[begin RECORDS]
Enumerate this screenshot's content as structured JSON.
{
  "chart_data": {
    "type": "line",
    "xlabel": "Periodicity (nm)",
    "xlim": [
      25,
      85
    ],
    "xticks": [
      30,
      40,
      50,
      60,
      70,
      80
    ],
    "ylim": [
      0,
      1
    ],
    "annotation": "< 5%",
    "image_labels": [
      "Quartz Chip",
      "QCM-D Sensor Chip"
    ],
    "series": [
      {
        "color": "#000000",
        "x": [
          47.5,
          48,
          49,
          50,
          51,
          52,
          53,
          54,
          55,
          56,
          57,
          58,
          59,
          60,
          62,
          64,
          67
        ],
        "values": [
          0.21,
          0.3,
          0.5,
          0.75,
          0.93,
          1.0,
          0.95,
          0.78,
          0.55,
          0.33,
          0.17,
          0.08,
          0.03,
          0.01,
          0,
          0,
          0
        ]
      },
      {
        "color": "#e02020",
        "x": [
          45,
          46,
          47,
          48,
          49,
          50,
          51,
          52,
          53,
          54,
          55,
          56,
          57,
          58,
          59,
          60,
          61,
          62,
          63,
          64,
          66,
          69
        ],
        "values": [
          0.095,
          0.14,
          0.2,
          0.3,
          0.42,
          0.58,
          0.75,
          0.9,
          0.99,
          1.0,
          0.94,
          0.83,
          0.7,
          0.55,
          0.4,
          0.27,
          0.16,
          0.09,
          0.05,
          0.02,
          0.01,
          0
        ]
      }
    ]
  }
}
[end RECORDS]
*TASK REQUIREMENTS:*
Transcribe every entry exactly.

*IN RESPONSE:*
Enumerate this screenshot's content as structured JSON.
{
  "chart_data": {
    "type": "line",
    "xlabel": "Periodicity (nm)",
    "xlim": [
      25,
      85
    ],
    "xticks": [
      30,
      40,
      50,
      60,
      70,
      80
    ],
    "ylim": [
      0,
      1
    ],
    "annotation": "< 5%",
    "image_labels": [
      "Quartz Chip",
      "QCM-D Sensor Chip"
    ],
    "series": [
      {
        "color": "#000000",
        "x": [
          47.5,
          48,
          49,
          50,
          51,
          52,
          53,
          54,
          55,
          56,
          57,
          58,
          59,
          60,
          62,
          64,
          67
        ],
        "values": [
          0.21,
          0.3,
          0.5,
          0.75,
          0.93,
          1.0,
          0.95,
          0.78,
          0.55,
          0.33,
          0.17,
          0.08,
          0.03,
          0.01,
          0,
          0,
          0
        ]
      },
      {
        "color": "#e02020",
        "x": [
          45,
          46,
          47,
          48,
          49,
          50,
          51,
          52,
          53,
          54,
          55,
          56,
          57,
          58,
          59,
          60,
          61,
          62,
          63,
          64,
          66,
          69
        ],
        "values": [
          0.095,
          0.14,
          0.2,
          0.3,
          0.42,
          0.58,
          0.75,
          0.9,
          0.99,
          1.0,
          0.94,
          0.83,
          0.7,
          0.55,
          0.4,
          0.27,
          0.16,
          0.09,
          0.05,
          0.02,
          0.01,
          0
        ]
      }
    ]
  }
}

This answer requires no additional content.